GOAL OF THE EXERCISE:
Your task is to print every entry below exactly as given.

%%

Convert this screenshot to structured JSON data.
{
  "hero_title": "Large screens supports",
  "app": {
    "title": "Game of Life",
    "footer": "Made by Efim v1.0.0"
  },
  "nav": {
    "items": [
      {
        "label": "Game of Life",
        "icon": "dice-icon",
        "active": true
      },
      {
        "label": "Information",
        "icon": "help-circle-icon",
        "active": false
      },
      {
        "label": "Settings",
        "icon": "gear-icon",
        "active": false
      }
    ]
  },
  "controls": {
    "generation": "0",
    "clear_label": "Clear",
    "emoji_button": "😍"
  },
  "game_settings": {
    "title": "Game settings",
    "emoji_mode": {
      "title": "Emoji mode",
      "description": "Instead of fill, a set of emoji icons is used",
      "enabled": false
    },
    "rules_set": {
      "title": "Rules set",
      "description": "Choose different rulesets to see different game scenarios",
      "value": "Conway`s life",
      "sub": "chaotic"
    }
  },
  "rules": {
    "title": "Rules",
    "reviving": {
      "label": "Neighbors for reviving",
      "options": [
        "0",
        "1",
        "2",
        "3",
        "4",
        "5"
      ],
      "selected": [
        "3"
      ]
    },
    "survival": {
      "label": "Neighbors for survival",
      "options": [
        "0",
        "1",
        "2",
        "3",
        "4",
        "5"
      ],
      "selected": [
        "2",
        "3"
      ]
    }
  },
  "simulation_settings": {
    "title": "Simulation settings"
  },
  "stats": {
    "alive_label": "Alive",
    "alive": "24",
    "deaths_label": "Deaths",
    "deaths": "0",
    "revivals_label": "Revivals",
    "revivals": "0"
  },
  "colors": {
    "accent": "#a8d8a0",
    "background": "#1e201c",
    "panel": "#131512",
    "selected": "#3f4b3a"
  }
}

%%

WORKED ANSWER:
Convert this screenshot to structured JSON data.
{
  "hero_title": "Large screens supports",
  "app": {
    "title": "Game of Life",
    "footer": "Made by Efim v1.0.0"
  },
  "nav": {
    "items": [
      {
        "label": "Game of Life",
        "icon": "dice-icon",
        "active": true
      },
      {
        "label": "Information",
        "icon": "help-circle-icon",
        "active": false
      },
      {
        "label": "Settings",
        "icon": "gear-icon",
        "active": false
      }
    ]
  },
  "controls": {
    "generation": "0",
    "clear_label": "Clear",
    "emoji_button": "😍"
  },
  "game_settings": {
    "title": "Game settings",
    "emoji_mode": {
      "title": "Emoji mode",
      "description": "Instead of fill, a set of emoji icons is used",
      "enabled": false
    },
    "rules_set": {
      "title": "Rules set",
      "description": "Choose different rulesets to see different game scenarios",
      "value": "Conway`s life",
      "sub": "chaotic"
    }
  },
  "rules": {
    "title": "Rules",
    "reviving": {
      "label": "Neighbors for reviving",
      "options": [
        "0",
        "1",
        "2",
        "3",
        "4",
        "5"
      ],
      "selected": [
        "3"
      ]
    },
    "survival": {
      "label": "Neighbors for survival",
      "options": [
        "0",
        "1",
        "2",
        "3",
        "4",
        "5"
      ],
      "selected": [
        "2",
        "3"
      ]
    }
  },
  "simulation_settings": {
    "title": "Simulation settings"
  },
  "stats": {
    "alive_label": "Alive",
    "alive": "24",
    "deaths_label": "Deaths",
    "deaths": "0",
    "revivals_label": "Revivals",
    "revivals": "0"
  },
  "colors": {
    "accent": "#a8d8a0",
    "background": "#1e201c",
    "panel": "#131512",
    "selected": "#3f4b3a"
  }
}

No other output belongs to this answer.